[Figure collection entries]
++++

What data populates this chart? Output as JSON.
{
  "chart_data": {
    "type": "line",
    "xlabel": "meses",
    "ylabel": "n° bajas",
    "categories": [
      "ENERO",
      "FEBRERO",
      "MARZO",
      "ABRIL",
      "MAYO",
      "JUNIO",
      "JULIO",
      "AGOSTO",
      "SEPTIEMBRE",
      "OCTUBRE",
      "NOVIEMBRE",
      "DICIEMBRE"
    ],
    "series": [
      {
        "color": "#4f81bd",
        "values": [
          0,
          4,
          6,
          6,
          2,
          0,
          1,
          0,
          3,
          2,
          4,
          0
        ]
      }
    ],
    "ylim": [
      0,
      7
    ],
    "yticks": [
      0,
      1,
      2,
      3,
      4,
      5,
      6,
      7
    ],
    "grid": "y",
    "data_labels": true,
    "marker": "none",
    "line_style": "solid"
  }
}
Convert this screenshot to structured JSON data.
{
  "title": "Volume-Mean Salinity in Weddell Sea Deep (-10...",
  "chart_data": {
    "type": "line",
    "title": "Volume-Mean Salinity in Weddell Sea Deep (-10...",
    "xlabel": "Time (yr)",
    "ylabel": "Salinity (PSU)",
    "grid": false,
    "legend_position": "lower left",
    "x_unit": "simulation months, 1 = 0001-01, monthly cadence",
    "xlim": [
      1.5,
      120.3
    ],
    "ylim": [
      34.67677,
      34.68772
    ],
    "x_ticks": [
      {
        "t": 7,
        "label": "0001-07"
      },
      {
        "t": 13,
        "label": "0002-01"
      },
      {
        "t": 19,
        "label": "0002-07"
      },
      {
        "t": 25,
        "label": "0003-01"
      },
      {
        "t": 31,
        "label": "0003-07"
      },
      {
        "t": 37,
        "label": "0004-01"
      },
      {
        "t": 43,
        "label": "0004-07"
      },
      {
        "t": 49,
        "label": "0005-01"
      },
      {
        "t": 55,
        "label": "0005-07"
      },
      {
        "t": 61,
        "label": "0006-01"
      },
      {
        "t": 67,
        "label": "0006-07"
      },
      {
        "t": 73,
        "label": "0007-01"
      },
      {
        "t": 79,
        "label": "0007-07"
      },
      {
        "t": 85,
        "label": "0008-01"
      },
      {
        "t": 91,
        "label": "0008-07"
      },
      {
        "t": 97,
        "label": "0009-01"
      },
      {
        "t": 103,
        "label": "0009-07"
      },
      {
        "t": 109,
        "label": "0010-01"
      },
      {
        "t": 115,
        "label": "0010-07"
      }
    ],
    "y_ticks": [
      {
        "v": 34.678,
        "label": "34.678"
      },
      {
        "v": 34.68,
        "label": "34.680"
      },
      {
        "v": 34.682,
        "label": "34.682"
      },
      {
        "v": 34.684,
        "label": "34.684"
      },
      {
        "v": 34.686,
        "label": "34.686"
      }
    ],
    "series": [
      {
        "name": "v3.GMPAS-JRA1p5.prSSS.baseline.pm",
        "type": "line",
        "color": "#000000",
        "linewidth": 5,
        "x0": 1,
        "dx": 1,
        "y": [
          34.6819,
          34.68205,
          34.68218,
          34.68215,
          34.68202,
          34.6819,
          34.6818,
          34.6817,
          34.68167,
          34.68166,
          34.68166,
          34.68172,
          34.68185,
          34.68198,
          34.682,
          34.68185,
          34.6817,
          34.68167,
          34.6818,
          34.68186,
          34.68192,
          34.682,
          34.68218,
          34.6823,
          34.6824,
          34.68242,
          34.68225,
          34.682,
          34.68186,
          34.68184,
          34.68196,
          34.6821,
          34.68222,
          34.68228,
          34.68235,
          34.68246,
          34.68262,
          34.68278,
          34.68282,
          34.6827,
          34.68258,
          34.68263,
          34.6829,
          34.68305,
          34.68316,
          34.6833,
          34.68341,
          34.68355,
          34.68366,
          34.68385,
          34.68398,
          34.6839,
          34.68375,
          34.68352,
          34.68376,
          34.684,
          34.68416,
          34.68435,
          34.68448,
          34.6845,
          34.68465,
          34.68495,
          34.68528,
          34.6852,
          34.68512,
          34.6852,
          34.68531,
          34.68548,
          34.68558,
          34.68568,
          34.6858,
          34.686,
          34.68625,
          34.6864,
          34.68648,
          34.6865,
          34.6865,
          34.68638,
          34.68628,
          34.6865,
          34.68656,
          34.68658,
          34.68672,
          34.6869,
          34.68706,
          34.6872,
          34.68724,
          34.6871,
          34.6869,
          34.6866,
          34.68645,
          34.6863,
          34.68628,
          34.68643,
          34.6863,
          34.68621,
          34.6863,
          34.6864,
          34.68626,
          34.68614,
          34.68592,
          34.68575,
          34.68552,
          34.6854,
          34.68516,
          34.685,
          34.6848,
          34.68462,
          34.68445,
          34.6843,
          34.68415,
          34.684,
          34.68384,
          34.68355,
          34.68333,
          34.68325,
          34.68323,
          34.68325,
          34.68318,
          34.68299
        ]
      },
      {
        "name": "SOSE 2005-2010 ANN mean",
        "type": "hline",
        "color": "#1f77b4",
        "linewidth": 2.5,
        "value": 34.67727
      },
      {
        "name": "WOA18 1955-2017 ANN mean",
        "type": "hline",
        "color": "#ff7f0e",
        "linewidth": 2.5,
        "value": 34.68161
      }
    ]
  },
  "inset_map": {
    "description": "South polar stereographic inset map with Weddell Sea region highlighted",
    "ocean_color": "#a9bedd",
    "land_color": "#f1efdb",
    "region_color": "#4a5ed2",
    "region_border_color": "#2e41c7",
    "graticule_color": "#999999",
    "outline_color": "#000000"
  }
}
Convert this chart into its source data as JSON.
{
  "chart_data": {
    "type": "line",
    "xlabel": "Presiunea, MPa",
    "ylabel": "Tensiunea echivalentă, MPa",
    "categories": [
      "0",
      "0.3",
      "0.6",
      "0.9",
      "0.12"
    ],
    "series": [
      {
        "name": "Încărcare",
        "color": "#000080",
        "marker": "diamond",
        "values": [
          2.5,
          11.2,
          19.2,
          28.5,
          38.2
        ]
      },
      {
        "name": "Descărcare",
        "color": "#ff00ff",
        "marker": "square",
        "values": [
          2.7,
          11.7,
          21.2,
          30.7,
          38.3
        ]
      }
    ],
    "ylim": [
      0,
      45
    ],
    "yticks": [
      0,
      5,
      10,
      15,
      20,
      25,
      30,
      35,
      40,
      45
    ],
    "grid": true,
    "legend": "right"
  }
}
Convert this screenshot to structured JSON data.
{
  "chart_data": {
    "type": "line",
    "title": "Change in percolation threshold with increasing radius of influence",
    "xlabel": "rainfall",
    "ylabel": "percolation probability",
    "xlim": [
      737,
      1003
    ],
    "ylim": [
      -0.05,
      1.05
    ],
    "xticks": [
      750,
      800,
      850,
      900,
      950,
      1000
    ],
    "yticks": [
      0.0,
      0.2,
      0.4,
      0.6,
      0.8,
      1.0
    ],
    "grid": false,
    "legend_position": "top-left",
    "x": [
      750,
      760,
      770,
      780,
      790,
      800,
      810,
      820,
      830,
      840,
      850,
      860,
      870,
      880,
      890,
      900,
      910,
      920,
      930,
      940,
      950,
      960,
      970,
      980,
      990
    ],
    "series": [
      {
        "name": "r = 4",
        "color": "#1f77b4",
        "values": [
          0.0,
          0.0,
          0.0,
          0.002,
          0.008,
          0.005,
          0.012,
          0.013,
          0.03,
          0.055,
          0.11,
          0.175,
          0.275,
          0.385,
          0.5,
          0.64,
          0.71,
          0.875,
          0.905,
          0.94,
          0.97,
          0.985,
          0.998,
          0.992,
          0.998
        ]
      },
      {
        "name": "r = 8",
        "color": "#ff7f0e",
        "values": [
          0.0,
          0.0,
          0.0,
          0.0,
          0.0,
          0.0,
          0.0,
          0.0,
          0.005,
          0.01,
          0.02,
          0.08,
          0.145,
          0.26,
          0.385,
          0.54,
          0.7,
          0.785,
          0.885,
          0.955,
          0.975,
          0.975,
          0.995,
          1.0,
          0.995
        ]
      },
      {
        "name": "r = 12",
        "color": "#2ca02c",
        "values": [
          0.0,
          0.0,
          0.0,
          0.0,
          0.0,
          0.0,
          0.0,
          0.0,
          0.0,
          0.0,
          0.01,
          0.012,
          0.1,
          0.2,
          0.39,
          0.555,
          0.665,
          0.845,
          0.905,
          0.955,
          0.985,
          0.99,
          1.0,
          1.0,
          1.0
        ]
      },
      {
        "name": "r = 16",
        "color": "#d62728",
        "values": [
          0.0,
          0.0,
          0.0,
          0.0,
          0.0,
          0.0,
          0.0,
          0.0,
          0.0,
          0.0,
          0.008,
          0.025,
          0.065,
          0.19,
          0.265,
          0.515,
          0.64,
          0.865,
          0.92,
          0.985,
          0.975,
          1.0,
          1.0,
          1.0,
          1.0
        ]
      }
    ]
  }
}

++++

What the task asks:
Pull out the lines above in which the word "name" appears.

Exercise answer:
        "name": "v3.GMPAS-JRA1p5.prSSS.baseline.pm",
        "name": "SOSE 2005-2010 ANN mean",
        "name": "WOA18 1955-2017 ANN mean",
        "name": "Încărcare",
        "name": "Descărcare",
        "name": "r = 4",
        "name": "r = 8",
        "name": "r = 12",
        "name": "r = 16",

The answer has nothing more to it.